Abstract

We present the results of a quantitative assessment of the lung cancer risk associated with occupational exposure to refractory ceramic fibers (RCF). The primary sources of data for our risk assessment were two long‐term oncogenicity studies in male Fischer rats conducted to assess the potentialpathogenic effects associated with prolonged inhalation of RCF. An interesting feature of the data was the availability of the temporal profile of fiber burden in the lungs of experimental animals. Because of this information, we were able to conduct both exposure‐response and dose‐response analyse. Our risk assessment was conducted within the framework of a biologically based model for carcinogenesis, the two‐stage clonal expansion model, which allows for the explicit incorporation of the concepts of initiation and promotion in the analyses. We found that a model positing that RCF was an initiator had the highest likelihood. We proposed an approach based on biological considerations for the extrapolation of risk to humans. This approach requires estimation of human lung burdens for specific exposure scenarios, which we did by using an extension of a model due to Yu. Our approach acknowledges that the risk associated with exposure to RCF depends on exposure to other lung carcinogens. We present estimates of risk in two populations: (1)a population of nonsmokers and (2) an occupational cohort of steelworkers not exposed to coke oven emissions, a mixed population that includes both smokers and nonsmokers.
• • •
THE PROBLEM: According to the abstract, which biologically based model of carcinogenesis provided the framework for the risk assessment? The records that come next have no connection to the abstract.

INFORMATION:
• • •
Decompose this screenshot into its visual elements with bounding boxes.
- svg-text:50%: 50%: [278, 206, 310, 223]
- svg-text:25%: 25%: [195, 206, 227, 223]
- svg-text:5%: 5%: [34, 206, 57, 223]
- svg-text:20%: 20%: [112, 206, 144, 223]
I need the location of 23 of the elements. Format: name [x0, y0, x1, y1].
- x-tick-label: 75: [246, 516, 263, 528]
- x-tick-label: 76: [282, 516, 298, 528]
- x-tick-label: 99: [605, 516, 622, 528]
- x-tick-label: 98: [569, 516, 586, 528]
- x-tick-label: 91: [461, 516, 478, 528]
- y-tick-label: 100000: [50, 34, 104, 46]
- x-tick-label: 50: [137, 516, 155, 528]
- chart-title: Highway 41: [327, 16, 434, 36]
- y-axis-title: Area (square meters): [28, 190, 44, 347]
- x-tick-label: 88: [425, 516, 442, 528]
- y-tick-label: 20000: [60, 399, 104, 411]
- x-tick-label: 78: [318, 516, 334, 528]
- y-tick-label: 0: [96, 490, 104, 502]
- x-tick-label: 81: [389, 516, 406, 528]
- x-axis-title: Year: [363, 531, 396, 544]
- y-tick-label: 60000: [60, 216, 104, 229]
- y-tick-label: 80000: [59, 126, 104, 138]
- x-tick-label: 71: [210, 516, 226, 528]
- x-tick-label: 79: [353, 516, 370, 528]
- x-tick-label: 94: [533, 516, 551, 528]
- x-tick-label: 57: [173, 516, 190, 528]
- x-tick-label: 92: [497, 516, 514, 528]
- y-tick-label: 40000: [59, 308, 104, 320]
• • •
TASK RESPONSE: The two-stage clonal expansion model.